- **Aim**: Read the lines that follow and tally those with the word "title"; give the number and nothing else.

- **Records shown**:
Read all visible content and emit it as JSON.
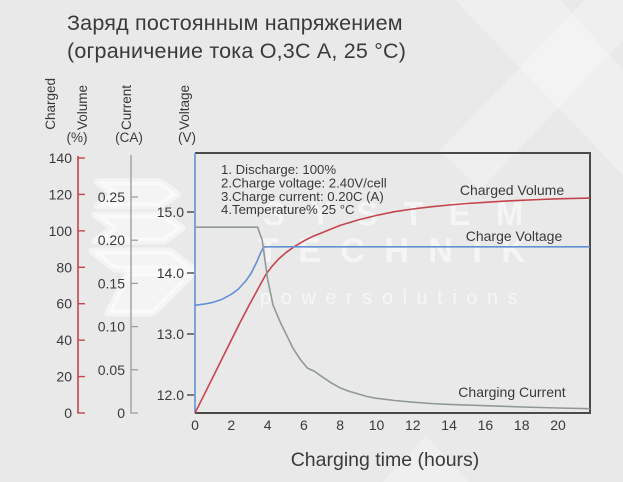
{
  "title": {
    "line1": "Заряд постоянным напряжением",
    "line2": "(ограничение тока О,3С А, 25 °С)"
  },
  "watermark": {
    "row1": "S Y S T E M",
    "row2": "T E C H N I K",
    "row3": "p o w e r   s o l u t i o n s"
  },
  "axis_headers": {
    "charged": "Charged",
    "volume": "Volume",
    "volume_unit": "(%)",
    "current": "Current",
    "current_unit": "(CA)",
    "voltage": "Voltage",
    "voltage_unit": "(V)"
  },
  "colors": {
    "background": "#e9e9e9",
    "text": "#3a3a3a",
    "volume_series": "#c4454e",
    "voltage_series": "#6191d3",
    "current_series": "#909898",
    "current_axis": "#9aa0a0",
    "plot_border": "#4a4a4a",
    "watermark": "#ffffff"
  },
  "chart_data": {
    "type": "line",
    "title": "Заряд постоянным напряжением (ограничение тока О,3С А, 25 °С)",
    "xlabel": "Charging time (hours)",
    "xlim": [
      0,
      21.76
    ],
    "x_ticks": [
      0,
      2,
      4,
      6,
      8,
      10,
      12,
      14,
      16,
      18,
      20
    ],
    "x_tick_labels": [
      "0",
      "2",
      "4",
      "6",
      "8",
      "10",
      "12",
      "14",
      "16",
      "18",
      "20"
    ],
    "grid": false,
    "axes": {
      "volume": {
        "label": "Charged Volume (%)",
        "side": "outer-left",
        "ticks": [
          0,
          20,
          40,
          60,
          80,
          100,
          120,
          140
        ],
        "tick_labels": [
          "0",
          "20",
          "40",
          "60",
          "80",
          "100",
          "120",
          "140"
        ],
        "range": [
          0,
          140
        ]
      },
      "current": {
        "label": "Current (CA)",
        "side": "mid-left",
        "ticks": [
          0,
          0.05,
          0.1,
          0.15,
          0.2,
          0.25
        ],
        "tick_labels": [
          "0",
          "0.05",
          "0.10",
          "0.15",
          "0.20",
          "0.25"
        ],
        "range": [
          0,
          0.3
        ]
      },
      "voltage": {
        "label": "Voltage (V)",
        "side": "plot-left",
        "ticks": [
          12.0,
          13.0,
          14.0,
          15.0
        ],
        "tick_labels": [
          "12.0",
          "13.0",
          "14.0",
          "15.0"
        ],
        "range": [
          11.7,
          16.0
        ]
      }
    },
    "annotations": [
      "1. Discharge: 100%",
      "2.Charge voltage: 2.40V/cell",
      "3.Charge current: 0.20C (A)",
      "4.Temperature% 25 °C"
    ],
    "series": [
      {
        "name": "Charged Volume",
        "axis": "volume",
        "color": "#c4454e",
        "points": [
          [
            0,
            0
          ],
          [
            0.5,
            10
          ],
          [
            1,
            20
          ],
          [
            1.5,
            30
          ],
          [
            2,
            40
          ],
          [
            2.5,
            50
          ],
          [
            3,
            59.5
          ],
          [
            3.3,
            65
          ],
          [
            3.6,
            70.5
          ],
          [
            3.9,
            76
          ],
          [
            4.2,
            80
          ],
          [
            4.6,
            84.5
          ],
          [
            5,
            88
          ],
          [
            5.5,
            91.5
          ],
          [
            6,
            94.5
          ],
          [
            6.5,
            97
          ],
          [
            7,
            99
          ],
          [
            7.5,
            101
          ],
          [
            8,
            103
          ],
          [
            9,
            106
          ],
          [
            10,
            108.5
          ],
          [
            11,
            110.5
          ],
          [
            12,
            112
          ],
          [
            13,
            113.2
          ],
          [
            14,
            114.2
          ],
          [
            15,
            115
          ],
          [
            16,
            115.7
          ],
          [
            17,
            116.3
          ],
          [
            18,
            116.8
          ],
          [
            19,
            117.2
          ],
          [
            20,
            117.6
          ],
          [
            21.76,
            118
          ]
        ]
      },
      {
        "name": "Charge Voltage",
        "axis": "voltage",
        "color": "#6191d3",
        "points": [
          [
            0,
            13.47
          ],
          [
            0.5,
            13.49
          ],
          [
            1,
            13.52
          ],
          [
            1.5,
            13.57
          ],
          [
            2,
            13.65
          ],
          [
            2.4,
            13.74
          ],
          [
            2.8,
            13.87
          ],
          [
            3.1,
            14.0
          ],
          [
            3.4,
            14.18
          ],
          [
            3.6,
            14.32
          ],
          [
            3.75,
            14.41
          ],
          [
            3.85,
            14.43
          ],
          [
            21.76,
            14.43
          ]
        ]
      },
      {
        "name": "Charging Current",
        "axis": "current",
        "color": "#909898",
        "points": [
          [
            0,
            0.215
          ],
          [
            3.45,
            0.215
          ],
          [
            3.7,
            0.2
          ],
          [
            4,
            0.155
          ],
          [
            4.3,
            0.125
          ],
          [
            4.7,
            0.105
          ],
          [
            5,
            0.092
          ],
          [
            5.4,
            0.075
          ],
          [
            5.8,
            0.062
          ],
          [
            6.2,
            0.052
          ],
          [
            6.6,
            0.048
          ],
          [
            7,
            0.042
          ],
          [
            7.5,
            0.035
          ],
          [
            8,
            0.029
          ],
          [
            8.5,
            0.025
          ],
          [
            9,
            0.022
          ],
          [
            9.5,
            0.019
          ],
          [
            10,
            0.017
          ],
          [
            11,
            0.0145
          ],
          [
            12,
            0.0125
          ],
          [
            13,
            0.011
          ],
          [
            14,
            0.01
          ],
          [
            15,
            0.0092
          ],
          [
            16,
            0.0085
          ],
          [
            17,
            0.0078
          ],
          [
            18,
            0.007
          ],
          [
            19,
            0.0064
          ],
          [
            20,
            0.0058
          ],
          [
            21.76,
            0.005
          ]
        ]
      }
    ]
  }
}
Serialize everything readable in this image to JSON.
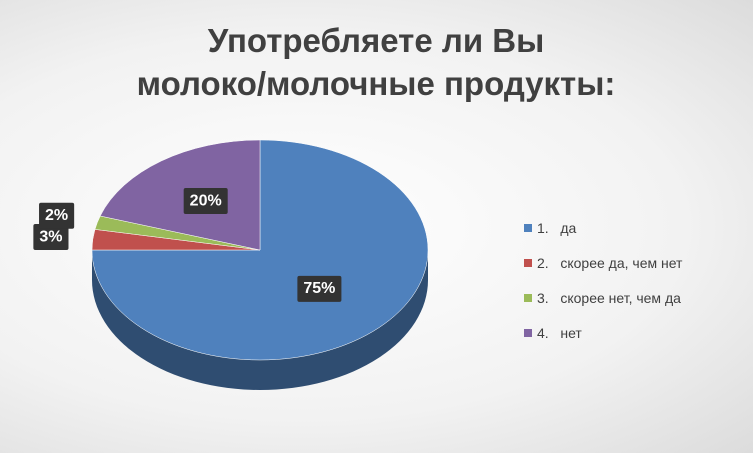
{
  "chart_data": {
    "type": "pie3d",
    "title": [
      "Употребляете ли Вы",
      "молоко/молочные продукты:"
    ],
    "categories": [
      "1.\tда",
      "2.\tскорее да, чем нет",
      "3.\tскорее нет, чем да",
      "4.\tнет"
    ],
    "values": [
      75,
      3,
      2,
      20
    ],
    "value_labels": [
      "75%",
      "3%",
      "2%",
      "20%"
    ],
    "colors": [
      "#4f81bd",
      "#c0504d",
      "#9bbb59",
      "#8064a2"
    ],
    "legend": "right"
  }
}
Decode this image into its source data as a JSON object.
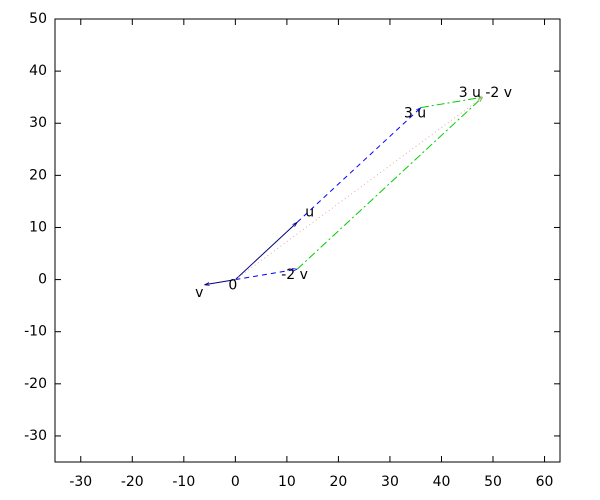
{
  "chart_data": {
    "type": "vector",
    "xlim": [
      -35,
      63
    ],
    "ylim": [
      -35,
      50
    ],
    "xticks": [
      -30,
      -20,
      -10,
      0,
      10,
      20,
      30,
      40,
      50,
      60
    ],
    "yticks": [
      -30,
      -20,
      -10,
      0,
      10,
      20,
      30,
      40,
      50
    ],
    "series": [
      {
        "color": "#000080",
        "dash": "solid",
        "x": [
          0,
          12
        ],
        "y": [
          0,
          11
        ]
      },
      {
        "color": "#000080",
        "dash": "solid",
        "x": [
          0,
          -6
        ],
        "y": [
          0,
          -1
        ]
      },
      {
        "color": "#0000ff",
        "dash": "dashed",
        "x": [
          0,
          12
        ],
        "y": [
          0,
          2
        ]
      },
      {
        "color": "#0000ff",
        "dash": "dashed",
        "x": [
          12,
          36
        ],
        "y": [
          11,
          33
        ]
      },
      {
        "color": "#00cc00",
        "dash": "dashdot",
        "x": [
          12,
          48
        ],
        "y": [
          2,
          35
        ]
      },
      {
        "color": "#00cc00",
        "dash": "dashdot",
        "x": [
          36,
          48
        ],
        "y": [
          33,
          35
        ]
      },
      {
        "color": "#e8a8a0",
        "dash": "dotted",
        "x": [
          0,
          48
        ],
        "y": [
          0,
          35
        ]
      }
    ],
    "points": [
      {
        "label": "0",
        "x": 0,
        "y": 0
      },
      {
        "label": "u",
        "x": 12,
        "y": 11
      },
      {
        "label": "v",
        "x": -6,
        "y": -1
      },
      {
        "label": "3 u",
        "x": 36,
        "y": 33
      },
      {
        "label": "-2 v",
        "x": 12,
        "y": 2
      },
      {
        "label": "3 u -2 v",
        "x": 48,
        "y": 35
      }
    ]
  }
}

- **Response to the task**: 3